------ Data supplied

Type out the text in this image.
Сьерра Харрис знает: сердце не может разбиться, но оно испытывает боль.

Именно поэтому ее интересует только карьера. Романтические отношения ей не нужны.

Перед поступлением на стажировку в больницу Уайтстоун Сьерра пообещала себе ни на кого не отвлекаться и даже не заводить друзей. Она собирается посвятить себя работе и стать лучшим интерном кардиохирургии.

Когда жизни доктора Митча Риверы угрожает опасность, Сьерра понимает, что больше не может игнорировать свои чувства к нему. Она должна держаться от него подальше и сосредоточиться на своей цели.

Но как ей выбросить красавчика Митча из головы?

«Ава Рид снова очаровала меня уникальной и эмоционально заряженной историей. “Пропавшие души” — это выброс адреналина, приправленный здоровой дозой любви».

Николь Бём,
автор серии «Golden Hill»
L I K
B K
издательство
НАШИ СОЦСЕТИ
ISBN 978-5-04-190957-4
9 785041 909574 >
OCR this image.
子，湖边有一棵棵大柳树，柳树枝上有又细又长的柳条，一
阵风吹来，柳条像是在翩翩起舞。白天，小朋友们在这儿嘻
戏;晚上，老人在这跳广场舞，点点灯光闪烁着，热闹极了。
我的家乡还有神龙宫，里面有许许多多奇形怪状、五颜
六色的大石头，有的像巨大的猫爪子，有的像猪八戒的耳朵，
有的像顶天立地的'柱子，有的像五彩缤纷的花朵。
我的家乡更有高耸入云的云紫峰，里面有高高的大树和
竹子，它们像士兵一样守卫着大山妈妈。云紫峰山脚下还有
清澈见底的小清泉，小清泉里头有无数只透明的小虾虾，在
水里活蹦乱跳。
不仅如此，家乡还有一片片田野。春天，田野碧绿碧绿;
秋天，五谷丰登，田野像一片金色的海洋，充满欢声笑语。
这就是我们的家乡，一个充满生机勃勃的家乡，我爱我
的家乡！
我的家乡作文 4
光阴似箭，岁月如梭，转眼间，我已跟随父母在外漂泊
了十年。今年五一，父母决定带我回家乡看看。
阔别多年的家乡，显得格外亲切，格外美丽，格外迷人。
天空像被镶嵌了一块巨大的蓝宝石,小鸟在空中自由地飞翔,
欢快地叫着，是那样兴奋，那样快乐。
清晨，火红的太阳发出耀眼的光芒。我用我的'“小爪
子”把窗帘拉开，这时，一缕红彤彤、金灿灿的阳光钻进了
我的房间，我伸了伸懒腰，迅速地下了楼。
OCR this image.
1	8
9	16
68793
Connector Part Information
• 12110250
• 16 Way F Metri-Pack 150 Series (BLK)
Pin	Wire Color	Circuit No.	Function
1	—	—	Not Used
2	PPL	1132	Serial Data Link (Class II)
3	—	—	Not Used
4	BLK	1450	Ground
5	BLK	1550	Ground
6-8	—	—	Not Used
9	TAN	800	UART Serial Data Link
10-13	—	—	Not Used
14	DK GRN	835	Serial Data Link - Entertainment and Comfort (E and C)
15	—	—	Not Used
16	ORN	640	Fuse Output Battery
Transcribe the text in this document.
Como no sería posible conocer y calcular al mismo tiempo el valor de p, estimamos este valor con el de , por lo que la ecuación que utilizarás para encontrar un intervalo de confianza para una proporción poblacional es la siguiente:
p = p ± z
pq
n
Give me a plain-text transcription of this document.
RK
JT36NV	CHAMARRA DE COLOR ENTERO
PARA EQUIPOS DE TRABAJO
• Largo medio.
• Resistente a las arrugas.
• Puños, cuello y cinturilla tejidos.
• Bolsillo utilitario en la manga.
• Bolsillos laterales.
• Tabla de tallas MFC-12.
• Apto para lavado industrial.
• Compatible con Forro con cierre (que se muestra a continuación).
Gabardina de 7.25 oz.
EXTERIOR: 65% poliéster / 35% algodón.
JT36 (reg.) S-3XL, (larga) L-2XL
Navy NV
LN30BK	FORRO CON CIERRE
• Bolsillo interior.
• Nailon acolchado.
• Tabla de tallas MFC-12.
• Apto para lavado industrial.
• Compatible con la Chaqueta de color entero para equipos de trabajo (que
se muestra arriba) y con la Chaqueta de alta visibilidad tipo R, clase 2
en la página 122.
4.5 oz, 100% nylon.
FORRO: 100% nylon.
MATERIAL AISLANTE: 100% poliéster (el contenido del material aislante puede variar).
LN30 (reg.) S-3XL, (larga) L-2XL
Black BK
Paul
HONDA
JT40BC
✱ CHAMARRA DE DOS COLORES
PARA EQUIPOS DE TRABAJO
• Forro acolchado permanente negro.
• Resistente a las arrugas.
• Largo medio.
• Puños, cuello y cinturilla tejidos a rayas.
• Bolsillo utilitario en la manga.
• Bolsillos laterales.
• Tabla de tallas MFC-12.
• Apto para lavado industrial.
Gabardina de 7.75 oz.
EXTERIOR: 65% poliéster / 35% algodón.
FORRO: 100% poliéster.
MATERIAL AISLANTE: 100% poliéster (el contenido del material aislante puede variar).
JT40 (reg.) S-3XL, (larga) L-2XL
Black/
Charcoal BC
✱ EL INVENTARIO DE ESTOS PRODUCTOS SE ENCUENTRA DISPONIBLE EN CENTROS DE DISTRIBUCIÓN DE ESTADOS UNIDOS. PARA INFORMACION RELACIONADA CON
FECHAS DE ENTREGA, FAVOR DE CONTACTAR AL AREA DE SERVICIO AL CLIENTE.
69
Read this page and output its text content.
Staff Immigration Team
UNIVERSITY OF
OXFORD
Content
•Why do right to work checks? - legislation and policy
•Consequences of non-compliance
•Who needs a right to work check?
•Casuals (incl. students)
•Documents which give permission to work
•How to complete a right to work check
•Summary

------------

Exercise brief —
Look through the entries and work out how many lines have the word "CHAMARRA" in them; reply with that number only.

Task response —
2